Omit all images, then return the remaining material exactly as it stands.

Items from a figure collection
-- Start --
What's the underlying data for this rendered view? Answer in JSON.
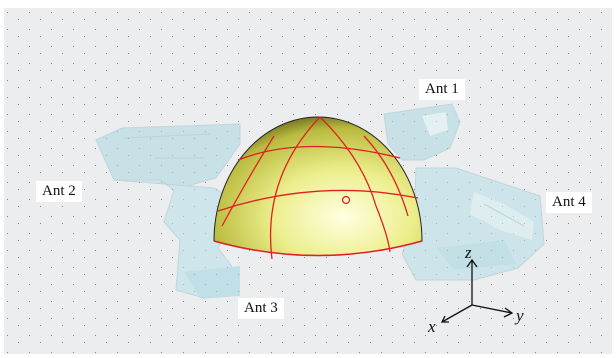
{
  "antennas": [
    {
      "id": "ant1",
      "label": "Ant 1"
    },
    {
      "id": "ant2",
      "label": "Ant 2"
    },
    {
      "id": "ant3",
      "label": "Ant 3"
    },
    {
      "id": "ant4",
      "label": "Ant 4"
    }
  ],
  "axes": {
    "x": "x",
    "y": "y",
    "z": "z"
  },
  "colors": {
    "background": "#ecedee",
    "radome_fill": "#e6e87a",
    "radome_edge": "#e02020",
    "antenna_fill": "#b7e0e8"
  }
}
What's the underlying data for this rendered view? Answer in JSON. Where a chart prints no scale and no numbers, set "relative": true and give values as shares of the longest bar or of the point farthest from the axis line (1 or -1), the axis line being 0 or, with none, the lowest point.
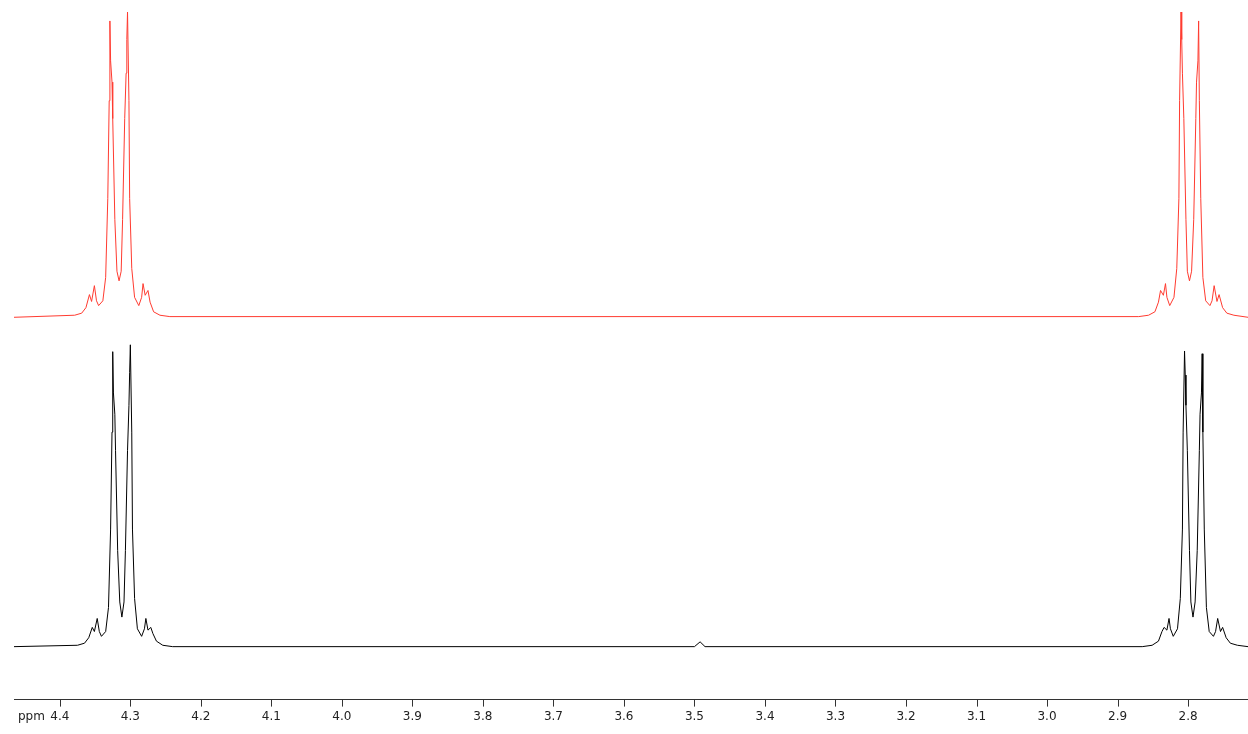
-- End --
• PROBLEM SOLUTION:
What's the underlying data for this rendered view? Answer in JSON.
{
  "antennas": [
    {
      "id": "ant1",
      "label": "Ant 1"
    },
    {
      "id": "ant2",
      "label": "Ant 2"
    },
    {
      "id": "ant3",
      "label": "Ant 3"
    },
    {
      "id": "ant4",
      "label": "Ant 4"
    }
  ],
  "axes": {
    "x": "x",
    "y": "y",
    "z": "z"
  },
  "colors": {
    "background": "#ecedee",
    "radome_fill": "#e6e87a",
    "radome_edge": "#e02020",
    "antenna_fill": "#b7e0e8"
  }
}
What's the underlying data for this rendered view? Answer in JSON. Where a chart prints no scale and no numbers, set "relative": true and give values as shares of the longest bar or of the point farthest from the axis line (1 or -1), the axis line being 0 or, with none, the lowest point.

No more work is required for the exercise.